■ **The problem**: Scan the entries below. List each line with "your".

(Dataset items)
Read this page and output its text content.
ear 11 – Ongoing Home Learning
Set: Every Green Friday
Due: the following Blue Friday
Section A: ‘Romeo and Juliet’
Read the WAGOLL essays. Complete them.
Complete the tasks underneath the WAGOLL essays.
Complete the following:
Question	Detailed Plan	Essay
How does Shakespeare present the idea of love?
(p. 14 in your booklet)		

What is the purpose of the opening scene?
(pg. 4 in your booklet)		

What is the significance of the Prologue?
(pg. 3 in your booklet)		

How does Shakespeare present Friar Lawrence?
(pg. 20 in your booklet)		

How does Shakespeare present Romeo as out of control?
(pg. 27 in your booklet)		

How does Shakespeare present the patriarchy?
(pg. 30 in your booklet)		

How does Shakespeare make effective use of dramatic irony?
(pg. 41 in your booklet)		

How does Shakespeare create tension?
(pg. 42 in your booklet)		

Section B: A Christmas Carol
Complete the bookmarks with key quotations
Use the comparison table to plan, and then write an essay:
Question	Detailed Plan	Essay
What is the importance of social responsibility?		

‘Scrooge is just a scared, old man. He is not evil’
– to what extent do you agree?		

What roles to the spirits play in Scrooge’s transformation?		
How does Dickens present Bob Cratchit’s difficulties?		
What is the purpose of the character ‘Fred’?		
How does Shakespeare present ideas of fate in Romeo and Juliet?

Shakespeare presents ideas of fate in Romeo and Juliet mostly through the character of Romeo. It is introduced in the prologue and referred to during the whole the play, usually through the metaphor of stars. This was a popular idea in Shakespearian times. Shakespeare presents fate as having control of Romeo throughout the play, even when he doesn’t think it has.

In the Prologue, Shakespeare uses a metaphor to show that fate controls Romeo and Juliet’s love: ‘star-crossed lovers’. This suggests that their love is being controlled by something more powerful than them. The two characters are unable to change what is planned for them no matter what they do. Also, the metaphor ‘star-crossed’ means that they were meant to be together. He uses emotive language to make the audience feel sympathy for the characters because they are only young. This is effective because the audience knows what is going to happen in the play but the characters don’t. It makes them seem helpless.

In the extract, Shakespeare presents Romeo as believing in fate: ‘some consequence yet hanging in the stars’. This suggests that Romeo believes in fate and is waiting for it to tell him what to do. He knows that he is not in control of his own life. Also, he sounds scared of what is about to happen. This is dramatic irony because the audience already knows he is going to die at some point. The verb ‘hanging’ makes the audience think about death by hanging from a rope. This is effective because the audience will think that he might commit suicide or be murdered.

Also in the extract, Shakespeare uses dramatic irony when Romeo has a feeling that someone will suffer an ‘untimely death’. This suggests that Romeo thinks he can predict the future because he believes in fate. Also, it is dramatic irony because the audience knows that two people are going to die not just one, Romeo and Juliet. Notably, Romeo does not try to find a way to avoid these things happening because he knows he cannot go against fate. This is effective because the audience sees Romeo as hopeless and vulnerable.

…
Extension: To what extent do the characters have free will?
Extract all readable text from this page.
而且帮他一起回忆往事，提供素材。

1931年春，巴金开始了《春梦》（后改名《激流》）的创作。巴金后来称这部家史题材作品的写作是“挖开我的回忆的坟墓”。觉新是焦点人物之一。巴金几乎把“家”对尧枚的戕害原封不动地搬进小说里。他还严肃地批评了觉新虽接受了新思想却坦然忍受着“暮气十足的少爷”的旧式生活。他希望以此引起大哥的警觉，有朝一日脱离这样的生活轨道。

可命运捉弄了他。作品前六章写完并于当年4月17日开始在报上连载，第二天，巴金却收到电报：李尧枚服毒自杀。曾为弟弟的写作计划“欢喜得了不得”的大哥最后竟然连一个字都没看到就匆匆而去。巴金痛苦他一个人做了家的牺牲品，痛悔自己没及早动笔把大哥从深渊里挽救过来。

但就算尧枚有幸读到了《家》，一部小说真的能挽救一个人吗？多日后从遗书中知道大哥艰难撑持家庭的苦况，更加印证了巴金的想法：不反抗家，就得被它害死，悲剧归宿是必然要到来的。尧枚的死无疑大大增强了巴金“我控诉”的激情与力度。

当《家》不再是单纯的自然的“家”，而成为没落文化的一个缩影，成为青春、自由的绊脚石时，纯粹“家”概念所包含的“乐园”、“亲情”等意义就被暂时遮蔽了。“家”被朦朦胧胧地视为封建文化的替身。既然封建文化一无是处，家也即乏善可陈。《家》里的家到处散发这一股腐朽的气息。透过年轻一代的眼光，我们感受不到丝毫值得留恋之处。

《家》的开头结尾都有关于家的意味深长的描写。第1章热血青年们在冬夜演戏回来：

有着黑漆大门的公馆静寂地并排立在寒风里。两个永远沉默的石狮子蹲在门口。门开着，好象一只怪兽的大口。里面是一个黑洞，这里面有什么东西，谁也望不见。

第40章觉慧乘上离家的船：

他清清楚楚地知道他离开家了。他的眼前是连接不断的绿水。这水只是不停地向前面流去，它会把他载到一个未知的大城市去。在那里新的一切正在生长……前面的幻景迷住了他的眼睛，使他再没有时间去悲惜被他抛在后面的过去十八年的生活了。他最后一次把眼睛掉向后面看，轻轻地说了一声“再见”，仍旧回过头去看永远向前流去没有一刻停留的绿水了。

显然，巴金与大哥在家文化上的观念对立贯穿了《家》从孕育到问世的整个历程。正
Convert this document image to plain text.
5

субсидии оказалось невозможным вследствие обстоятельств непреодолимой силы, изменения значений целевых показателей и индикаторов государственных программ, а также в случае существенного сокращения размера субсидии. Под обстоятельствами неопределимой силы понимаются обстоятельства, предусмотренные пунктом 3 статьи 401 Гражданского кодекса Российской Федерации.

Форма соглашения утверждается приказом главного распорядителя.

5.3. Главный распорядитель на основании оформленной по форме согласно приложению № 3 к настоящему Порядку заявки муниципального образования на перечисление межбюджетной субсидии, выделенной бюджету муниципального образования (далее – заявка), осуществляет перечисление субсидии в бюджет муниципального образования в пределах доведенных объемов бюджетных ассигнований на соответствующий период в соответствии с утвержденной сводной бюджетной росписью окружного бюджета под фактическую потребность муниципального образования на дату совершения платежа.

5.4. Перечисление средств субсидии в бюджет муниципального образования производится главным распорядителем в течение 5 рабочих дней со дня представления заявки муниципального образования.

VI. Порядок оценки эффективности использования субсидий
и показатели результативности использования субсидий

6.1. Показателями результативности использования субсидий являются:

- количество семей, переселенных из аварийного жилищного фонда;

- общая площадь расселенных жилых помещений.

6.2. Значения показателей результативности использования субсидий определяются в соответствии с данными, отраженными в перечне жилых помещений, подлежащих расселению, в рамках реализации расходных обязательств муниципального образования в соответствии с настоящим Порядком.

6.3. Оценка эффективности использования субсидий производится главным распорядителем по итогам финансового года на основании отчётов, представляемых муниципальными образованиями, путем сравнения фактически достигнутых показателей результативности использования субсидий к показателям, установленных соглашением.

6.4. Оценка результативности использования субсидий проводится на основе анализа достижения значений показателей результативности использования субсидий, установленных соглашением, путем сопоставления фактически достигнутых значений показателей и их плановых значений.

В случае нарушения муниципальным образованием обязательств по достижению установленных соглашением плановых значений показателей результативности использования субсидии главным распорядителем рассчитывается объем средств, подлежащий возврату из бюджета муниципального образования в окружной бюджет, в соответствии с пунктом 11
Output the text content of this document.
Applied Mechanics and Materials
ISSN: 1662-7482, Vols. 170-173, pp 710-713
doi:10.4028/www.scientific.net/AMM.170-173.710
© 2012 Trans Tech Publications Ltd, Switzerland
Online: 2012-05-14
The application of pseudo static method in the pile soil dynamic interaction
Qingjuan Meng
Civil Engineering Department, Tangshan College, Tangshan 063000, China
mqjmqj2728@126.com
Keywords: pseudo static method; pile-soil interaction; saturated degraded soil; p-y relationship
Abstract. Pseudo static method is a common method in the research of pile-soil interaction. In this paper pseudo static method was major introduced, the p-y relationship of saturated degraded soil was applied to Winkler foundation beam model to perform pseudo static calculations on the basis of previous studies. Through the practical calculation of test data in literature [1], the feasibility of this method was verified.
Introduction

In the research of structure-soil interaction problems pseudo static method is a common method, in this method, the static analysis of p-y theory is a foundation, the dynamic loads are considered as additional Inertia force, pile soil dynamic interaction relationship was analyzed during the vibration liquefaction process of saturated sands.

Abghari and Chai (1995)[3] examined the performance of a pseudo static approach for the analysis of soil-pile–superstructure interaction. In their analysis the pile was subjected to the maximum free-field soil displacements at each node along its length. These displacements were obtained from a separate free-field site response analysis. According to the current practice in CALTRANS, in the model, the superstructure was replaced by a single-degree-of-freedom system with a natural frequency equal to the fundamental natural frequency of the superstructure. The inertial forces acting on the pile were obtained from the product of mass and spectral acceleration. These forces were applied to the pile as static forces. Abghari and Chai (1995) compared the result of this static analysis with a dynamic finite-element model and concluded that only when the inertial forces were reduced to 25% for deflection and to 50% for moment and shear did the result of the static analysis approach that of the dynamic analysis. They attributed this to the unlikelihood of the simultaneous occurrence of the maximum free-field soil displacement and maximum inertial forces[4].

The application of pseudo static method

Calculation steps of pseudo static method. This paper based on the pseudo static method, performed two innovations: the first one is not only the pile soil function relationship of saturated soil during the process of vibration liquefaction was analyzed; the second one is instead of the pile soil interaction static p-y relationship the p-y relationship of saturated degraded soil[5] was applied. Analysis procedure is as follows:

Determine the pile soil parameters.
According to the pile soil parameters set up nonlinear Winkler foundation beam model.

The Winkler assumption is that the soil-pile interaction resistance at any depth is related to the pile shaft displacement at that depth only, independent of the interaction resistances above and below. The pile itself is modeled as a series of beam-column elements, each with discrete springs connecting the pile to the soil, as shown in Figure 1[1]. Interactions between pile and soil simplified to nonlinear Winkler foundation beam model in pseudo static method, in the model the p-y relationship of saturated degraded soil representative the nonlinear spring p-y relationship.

■ **Response**:
(p. 14 in your booklet)		
(pg. 4 in your booklet)		
(pg. 3 in your booklet)		
(pg. 20 in your booklet)		
(pg. 27 in your booklet)		
(pg. 30 in your booklet)		
(pg. 41 in your booklet)		
(pg. 42 in your booklet)		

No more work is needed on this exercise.